Given problem | Retype the material below. Keep every word exactly as it is.
── Supplied data
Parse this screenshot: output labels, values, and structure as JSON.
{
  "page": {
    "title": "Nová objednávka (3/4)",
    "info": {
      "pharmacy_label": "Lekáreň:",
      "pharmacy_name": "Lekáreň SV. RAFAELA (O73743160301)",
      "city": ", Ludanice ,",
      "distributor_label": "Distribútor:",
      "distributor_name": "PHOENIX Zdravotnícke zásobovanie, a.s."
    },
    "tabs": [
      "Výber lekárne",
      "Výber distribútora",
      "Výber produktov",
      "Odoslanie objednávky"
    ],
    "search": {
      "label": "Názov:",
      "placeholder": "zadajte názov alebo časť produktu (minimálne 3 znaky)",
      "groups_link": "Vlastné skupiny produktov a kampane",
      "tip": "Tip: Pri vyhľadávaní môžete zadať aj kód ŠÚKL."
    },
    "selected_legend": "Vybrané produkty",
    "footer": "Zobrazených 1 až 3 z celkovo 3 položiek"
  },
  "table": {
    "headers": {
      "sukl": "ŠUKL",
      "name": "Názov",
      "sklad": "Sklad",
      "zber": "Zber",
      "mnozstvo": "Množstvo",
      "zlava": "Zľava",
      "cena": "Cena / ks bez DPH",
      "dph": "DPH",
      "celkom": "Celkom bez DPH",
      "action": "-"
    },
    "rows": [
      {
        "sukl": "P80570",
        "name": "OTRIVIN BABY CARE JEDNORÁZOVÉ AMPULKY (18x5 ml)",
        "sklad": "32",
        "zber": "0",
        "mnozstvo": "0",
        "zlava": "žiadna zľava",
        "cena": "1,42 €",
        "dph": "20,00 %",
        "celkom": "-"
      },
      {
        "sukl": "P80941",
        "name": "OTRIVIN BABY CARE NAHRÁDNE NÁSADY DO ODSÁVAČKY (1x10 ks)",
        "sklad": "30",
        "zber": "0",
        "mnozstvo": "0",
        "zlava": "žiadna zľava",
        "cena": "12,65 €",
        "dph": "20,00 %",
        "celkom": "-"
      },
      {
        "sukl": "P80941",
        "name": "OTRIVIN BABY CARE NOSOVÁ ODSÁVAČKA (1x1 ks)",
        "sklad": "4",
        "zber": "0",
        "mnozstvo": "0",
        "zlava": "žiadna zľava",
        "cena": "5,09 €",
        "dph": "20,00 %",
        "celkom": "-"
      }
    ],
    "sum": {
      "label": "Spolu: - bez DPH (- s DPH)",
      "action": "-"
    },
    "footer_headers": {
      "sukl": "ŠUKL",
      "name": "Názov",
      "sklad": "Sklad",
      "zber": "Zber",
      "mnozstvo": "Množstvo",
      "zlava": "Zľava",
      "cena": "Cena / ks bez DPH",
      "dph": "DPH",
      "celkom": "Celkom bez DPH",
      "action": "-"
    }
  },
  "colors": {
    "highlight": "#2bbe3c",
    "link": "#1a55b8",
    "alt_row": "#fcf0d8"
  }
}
────
Final answer |
Parse this screenshot: output labels, values, and structure as JSON.
{
  "page": {
    "title": "Nová objednávka (3/4)",
    "info": {
      "pharmacy_label": "Lekáreň:",
      "pharmacy_name": "Lekáreň SV. RAFAELA (O73743160301)",
      "city": ", Ludanice ,",
      "distributor_label": "Distribútor:",
      "distributor_name": "PHOENIX Zdravotnícke zásobovanie, a.s."
    },
    "tabs": [
      "Výber lekárne",
      "Výber distribútora",
      "Výber produktov",
      "Odoslanie objednávky"
    ],
    "search": {
      "label": "Názov:",
      "placeholder": "zadajte názov alebo časť produktu (minimálne 3 znaky)",
      "groups_link": "Vlastné skupiny produktov a kampane",
      "tip": "Tip: Pri vyhľadávaní môžete zadať aj kód ŠÚKL."
    },
    "selected_legend": "Vybrané produkty",
    "footer": "Zobrazených 1 až 3 z celkovo 3 položiek"
  },
  "table": {
    "headers": {
      "sukl": "ŠUKL",
      "name": "Názov",
      "sklad": "Sklad",
      "zber": "Zber",
      "mnozstvo": "Množstvo",
      "zlava": "Zľava",
      "cena": "Cena / ks bez DPH",
      "dph": "DPH",
      "celkom": "Celkom bez DPH",
      "action": "-"
    },
    "rows": [
      {
        "sukl": "P80570",
        "name": "OTRIVIN BABY CARE JEDNORÁZOVÉ AMPULKY (18x5 ml)",
        "sklad": "32",
        "zber": "0",
        "mnozstvo": "0",
        "zlava": "žiadna zľava",
        "cena": "1,42 €",
        "dph": "20,00 %",
        "celkom": "-"
      },
      {
        "sukl": "P80941",
        "name": "OTRIVIN BABY CARE NAHRÁDNE NÁSADY DO ODSÁVAČKY (1x10 ks)",
        "sklad": "30",
        "zber": "0",
        "mnozstvo": "0",
        "zlava": "žiadna zľava",
        "cena": "12,65 €",
        "dph": "20,00 %",
        "celkom": "-"
      },
      {
        "sukl": "P80941",
        "name": "OTRIVIN BABY CARE NOSOVÁ ODSÁVAČKA (1x1 ks)",
        "sklad": "4",
        "zber": "0",
        "mnozstvo": "0",
        "zlava": "žiadna zľava",
        "cena": "5,09 €",
        "dph": "20,00 %",
        "celkom": "-"
      }
    ],
    "sum": {
      "label": "Spolu: - bez DPH (- s DPH)",
      "action": "-"
    },
    "footer_headers": {
      "sukl": "ŠUKL",
      "name": "Názov",
      "sklad": "Sklad",
      "zber": "Zber",
      "mnozstvo": "Množstvo",
      "zlava": "Zľava",
      "cena": "Cena / ks bez DPH",
      "dph": "DPH",
      "celkom": "Celkom bez DPH",
      "action": "-"
    }
  },
  "colors": {
    "highlight": "#2bbe3c",
    "link": "#1a55b8",
    "alt_row": "#fcf0d8"
  }
}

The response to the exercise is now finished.